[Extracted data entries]
- - -

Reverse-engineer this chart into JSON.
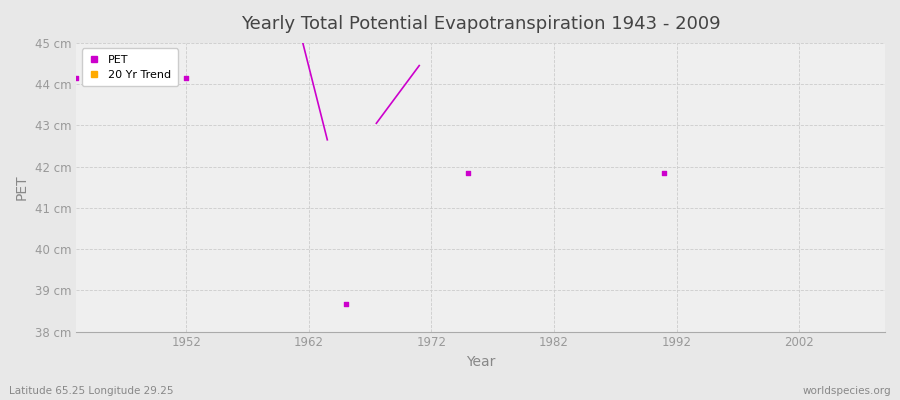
{
  "title": "Yearly Total Potential Evapotranspiration 1943 - 2009",
  "xlabel": "Year",
  "ylabel": "PET",
  "footnote_left": "Latitude 65.25 Longitude 29.25",
  "footnote_right": "worldspecies.org",
  "bg_color": "#e8e8e8",
  "plot_bg_color": "#efefef",
  "grid_color": "#cccccc",
  "ylim": [
    38,
    45
  ],
  "xlim": [
    1943,
    2009
  ],
  "yticks": [
    38,
    39,
    40,
    41,
    42,
    43,
    44,
    45
  ],
  "ytick_labels": [
    "38 cm",
    "39 cm",
    "40 cm",
    "41 cm",
    "42 cm",
    "43 cm",
    "44 cm",
    "45 cm"
  ],
  "xticks": [
    1952,
    1962,
    1972,
    1982,
    1992,
    2002
  ],
  "pet_color": "#cc00cc",
  "trend_color": "#cc00cc",
  "pet_points_x": [
    1943,
    1952,
    1965,
    1975,
    1991
  ],
  "pet_points_y": [
    44.15,
    44.15,
    38.68,
    41.85,
    41.85
  ],
  "trend_segments": [
    {
      "x": [
        1961.5,
        1963.5
      ],
      "y": [
        45.0,
        42.65
      ]
    },
    {
      "x": [
        1967.5,
        1971.0
      ],
      "y": [
        43.05,
        44.45
      ]
    }
  ]
}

- - -

→ Exercise goal: Quote everything in the listing above exactly; pictures are the only thing to omit.

→ Written answer:
Reverse-engineer this chart into JSON.
{
  "title": "Yearly Total Potential Evapotranspiration 1943 - 2009",
  "xlabel": "Year",
  "ylabel": "PET",
  "footnote_left": "Latitude 65.25 Longitude 29.25",
  "footnote_right": "worldspecies.org",
  "bg_color": "#e8e8e8",
  "plot_bg_color": "#efefef",
  "grid_color": "#cccccc",
  "ylim": [
    38,
    45
  ],
  "xlim": [
    1943,
    2009
  ],
  "yticks": [
    38,
    39,
    40,
    41,
    42,
    43,
    44,
    45
  ],
  "ytick_labels": [
    "38 cm",
    "39 cm",
    "40 cm",
    "41 cm",
    "42 cm",
    "43 cm",
    "44 cm",
    "45 cm"
  ],
  "xticks": [
    1952,
    1962,
    1972,
    1982,
    1992,
    2002
  ],
  "pet_color": "#cc00cc",
  "trend_color": "#cc00cc",
  "pet_points_x": [
    1943,
    1952,
    1965,
    1975,
    1991
  ],
  "pet_points_y": [
    44.15,
    44.15,
    38.68,
    41.85,
    41.85
  ],
  "trend_segments": [
    {
      "x": [
        1961.5,
        1963.5
      ],
      "y": [
        45.0,
        42.65
      ]
    },
    {
      "x": [
        1967.5,
        1971.0
      ],
      "y": [
        43.05,
        44.45
      ]
    }
  ]
}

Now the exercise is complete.